What to do: Copy out each line below exactly as it appears.
+++ Records provided
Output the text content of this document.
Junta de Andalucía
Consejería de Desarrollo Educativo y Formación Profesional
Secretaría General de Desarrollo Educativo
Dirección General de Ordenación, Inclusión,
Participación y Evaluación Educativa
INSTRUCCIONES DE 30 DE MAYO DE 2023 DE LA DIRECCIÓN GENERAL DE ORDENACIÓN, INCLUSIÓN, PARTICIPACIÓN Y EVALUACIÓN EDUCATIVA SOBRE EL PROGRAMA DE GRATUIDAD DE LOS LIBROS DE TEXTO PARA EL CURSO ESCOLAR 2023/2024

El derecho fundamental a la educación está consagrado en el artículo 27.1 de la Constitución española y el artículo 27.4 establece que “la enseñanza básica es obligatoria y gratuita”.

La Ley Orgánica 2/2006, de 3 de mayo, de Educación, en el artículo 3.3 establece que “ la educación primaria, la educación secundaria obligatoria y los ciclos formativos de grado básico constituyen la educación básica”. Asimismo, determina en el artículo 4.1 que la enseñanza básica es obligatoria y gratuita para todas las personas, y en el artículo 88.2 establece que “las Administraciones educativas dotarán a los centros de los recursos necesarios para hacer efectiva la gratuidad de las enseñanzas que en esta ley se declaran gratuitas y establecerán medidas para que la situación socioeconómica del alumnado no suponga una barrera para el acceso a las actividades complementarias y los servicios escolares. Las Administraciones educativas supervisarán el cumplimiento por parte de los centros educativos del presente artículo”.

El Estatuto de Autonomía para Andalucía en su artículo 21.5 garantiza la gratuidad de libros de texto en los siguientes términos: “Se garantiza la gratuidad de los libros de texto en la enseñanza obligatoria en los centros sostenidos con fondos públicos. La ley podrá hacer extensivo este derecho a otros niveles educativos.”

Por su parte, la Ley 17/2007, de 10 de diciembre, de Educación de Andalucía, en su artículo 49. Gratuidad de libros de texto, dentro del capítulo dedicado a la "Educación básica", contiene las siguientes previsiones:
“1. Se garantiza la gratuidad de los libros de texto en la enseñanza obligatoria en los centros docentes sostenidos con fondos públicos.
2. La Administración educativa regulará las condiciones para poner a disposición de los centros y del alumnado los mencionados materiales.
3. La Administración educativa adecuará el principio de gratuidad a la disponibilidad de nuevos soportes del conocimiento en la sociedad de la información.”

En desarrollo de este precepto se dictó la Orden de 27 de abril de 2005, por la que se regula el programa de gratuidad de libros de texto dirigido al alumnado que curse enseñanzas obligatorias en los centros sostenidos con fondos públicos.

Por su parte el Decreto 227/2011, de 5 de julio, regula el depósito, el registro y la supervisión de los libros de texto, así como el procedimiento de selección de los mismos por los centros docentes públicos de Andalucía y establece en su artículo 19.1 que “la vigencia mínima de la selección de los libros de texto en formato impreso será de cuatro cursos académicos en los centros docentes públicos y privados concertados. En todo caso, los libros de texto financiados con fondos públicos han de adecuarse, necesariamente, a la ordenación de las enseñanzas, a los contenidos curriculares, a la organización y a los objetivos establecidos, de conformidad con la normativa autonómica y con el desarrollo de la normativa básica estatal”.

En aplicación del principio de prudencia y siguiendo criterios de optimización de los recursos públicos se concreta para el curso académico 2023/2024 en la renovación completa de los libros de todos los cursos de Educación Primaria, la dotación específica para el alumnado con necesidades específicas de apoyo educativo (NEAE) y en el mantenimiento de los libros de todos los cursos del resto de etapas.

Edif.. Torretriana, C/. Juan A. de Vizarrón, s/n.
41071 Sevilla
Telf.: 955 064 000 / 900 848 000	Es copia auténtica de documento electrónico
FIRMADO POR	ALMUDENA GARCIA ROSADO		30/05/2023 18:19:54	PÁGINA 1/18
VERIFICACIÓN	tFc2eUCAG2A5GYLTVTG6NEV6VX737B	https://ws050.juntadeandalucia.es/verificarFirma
++++++
Response:
Output the text content of this document.
Junta de Andalucía
Consejería de Desarrollo Educativo y Formación Profesional
Secretaría General de Desarrollo Educativo
Dirección General de Ordenación, Inclusión,
Participación y Evaluación Educativa
INSTRUCCIONES DE 30 DE MAYO DE 2023 DE LA DIRECCIÓN GENERAL DE ORDENACIÓN, INCLUSIÓN, PARTICIPACIÓN Y EVALUACIÓN EDUCATIVA SOBRE EL PROGRAMA DE GRATUIDAD DE LOS LIBROS DE TEXTO PARA EL CURSO ESCOLAR 2023/2024

El derecho fundamental a la educación está consagrado en el artículo 27.1 de la Constitución española y el artículo 27.4 establece que “la enseñanza básica es obligatoria y gratuita”.

La Ley Orgánica 2/2006, de 3 de mayo, de Educación, en el artículo 3.3 establece que “ la educación primaria, la educación secundaria obligatoria y los ciclos formativos de grado básico constituyen la educación básica”. Asimismo, determina en el artículo 4.1 que la enseñanza básica es obligatoria y gratuita para todas las personas, y en el artículo 88.2 establece que “las Administraciones educativas dotarán a los centros de los recursos necesarios para hacer efectiva la gratuidad de las enseñanzas que en esta ley se declaran gratuitas y establecerán medidas para que la situación socioeconómica del alumnado no suponga una barrera para el acceso a las actividades complementarias y los servicios escolares. Las Administraciones educativas supervisarán el cumplimiento por parte de los centros educativos del presente artículo”.

El Estatuto de Autonomía para Andalucía en su artículo 21.5 garantiza la gratuidad de libros de texto en los siguientes términos: “Se garantiza la gratuidad de los libros de texto en la enseñanza obligatoria en los centros sostenidos con fondos públicos. La ley podrá hacer extensivo este derecho a otros niveles educativos.”

Por su parte, la Ley 17/2007, de 10 de diciembre, de Educación de Andalucía, en su artículo 49. Gratuidad de libros de texto, dentro del capítulo dedicado a la "Educación básica", contiene las siguientes previsiones:
“1. Se garantiza la gratuidad de los libros de texto en la enseñanza obligatoria en los centros docentes sostenidos con fondos públicos.
2. La Administración educativa regulará las condiciones para poner a disposición de los centros y del alumnado los mencionados materiales.
3. La Administración educativa adecuará el principio de gratuidad a la disponibilidad de nuevos soportes del conocimiento en la sociedad de la información.”

En desarrollo de este precepto se dictó la Orden de 27 de abril de 2005, por la que se regula el programa de gratuidad de libros de texto dirigido al alumnado que curse enseñanzas obligatorias en los centros sostenidos con fondos públicos.

Por su parte el Decreto 227/2011, de 5 de julio, regula el depósito, el registro y la supervisión de los libros de texto, así como el procedimiento de selección de los mismos por los centros docentes públicos de Andalucía y establece en su artículo 19.1 que “la vigencia mínima de la selección de los libros de texto en formato impreso será de cuatro cursos académicos en los centros docentes públicos y privados concertados. En todo caso, los libros de texto financiados con fondos públicos han de adecuarse, necesariamente, a la ordenación de las enseñanzas, a los contenidos curriculares, a la organización y a los objetivos establecidos, de conformidad con la normativa autonómica y con el desarrollo de la normativa básica estatal”.

En aplicación del principio de prudencia y siguiendo criterios de optimización de los recursos públicos se concreta para el curso académico 2023/2024 en la renovación completa de los libros de todos los cursos de Educación Primaria, la dotación específica para el alumnado con necesidades específicas de apoyo educativo (NEAE) y en el mantenimiento de los libros de todos los cursos del resto de etapas.

Edif.. Torretriana, C/. Juan A. de Vizarrón, s/n.
41071 Sevilla
Telf.: 955 064 000 / 900 848 000	Es copia auténtica de documento electrónico
FIRMADO POR	ALMUDENA GARCIA ROSADO		30/05/2023 18:19:54	PÁGINA 1/18
VERIFICACIÓN	tFc2eUCAG2A5GYLTVTG6NEV6VX737B	https://ws050.juntadeandalucia.es/verificarFirma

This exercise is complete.